(Written task): Scan the following material for the string "TradingView" and copy each line in which it appears.
● ● ●
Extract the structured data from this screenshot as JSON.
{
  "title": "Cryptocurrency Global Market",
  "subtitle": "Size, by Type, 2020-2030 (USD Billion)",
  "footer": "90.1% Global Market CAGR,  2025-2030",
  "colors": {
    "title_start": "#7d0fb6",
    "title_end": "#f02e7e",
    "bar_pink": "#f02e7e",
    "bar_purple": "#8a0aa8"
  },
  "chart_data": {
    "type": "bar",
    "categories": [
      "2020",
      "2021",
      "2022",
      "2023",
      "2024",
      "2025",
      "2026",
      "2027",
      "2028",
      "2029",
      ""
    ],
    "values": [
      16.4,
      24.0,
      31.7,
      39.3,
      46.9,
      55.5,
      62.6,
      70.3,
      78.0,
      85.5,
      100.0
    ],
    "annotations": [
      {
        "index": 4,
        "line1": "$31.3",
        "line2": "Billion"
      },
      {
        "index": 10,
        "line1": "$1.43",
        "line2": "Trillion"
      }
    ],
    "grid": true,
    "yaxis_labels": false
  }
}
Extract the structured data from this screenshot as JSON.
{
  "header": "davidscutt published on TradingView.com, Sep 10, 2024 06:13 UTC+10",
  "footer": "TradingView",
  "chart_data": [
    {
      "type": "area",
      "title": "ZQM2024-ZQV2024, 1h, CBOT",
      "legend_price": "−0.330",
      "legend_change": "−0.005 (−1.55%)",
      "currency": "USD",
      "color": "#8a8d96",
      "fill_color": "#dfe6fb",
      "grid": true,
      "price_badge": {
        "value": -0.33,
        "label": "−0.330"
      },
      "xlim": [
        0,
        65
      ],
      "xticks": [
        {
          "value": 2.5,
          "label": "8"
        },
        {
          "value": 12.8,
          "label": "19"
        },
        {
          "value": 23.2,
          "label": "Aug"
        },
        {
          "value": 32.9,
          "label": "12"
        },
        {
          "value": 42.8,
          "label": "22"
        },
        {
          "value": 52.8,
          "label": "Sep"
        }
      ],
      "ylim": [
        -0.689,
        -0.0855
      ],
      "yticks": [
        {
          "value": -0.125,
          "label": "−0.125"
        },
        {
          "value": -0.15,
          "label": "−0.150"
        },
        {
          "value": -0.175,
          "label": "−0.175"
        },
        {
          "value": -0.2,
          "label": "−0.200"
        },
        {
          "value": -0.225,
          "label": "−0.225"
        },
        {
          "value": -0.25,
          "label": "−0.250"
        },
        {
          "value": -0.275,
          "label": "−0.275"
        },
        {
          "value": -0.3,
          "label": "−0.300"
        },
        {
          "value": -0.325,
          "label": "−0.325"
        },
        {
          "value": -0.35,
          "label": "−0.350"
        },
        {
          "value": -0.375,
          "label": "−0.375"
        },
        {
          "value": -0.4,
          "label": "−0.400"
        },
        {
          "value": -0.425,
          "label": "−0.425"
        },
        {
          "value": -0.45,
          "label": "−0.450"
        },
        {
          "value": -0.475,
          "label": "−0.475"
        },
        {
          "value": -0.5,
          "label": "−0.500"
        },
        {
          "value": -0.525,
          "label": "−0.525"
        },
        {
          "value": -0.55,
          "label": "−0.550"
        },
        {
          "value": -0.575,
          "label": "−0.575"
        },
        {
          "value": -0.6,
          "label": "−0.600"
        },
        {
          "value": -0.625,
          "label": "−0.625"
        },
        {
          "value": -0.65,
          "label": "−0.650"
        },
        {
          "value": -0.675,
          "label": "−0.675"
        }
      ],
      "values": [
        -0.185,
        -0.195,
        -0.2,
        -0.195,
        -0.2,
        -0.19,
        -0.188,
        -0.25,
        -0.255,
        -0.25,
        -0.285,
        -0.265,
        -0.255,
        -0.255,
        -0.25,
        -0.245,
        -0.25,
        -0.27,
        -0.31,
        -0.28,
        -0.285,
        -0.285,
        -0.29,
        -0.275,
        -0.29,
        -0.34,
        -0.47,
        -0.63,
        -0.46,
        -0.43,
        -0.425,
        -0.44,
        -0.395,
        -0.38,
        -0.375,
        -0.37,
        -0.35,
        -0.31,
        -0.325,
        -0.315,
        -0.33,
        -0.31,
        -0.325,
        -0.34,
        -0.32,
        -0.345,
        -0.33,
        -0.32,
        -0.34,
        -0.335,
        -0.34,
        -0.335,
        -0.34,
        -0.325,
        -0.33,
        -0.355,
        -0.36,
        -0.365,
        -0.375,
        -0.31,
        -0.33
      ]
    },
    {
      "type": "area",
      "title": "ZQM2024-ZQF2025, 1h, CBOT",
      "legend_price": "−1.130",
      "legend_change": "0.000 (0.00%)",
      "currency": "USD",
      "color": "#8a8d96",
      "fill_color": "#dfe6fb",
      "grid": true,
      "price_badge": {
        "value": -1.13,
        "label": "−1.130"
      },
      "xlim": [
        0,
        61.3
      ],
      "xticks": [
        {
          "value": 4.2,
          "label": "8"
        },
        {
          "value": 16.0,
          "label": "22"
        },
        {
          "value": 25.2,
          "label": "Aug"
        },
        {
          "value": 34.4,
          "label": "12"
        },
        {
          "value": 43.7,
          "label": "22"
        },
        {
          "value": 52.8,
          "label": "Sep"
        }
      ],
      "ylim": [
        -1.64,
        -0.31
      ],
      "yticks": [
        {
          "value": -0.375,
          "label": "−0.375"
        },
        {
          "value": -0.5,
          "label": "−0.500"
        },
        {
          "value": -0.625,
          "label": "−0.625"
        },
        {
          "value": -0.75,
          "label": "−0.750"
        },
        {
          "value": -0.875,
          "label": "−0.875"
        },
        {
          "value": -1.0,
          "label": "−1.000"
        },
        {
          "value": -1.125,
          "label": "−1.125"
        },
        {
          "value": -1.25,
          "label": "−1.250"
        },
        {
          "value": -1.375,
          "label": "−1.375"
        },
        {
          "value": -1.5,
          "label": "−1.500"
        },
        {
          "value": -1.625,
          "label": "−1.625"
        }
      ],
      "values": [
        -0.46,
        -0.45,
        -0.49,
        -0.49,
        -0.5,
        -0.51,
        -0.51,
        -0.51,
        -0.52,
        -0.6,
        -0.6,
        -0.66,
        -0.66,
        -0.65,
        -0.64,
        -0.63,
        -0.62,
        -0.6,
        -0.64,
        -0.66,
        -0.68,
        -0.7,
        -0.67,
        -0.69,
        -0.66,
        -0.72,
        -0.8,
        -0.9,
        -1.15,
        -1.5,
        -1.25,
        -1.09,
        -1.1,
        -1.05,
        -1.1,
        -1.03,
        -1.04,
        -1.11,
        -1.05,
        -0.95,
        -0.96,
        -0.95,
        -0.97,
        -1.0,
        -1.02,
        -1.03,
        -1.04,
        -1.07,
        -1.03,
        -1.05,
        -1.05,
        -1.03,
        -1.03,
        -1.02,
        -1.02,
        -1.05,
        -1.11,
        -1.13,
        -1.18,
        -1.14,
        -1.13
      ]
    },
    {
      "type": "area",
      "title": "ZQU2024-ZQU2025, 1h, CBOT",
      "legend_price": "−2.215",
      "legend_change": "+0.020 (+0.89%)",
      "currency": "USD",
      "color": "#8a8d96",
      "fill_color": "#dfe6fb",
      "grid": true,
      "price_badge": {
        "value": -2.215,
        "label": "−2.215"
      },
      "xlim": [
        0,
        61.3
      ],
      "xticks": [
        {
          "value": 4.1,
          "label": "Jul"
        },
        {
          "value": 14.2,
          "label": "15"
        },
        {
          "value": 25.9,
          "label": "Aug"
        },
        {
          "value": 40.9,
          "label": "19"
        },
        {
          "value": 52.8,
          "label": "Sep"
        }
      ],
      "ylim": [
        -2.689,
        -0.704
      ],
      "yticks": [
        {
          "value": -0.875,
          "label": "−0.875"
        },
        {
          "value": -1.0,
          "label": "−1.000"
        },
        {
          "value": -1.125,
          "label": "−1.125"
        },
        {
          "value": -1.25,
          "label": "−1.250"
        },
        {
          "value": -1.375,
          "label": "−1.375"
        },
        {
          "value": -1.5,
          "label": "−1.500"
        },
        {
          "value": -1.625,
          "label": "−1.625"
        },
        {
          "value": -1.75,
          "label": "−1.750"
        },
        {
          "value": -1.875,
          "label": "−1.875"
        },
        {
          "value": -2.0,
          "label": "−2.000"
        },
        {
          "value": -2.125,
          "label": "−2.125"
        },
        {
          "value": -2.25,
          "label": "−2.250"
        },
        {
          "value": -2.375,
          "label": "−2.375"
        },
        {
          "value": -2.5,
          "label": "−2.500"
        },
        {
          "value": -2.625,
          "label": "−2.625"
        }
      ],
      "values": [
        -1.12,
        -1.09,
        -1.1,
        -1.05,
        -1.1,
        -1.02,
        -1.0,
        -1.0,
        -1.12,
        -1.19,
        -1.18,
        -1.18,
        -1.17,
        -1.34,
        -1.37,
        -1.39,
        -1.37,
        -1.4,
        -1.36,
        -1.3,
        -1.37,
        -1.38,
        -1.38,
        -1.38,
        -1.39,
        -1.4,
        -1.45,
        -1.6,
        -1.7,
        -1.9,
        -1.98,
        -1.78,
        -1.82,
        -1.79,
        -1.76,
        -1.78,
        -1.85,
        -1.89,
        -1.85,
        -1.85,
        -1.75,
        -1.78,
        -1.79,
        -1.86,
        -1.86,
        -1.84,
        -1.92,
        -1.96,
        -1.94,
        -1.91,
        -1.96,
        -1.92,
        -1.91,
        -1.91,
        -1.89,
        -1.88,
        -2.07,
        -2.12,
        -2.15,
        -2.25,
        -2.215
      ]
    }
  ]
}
● ● ●
(Answer to the problem):
  "header": "davidscutt published on TradingView.com, Sep 10, 2024 06:13 UTC+10",
  "footer": "TradingView",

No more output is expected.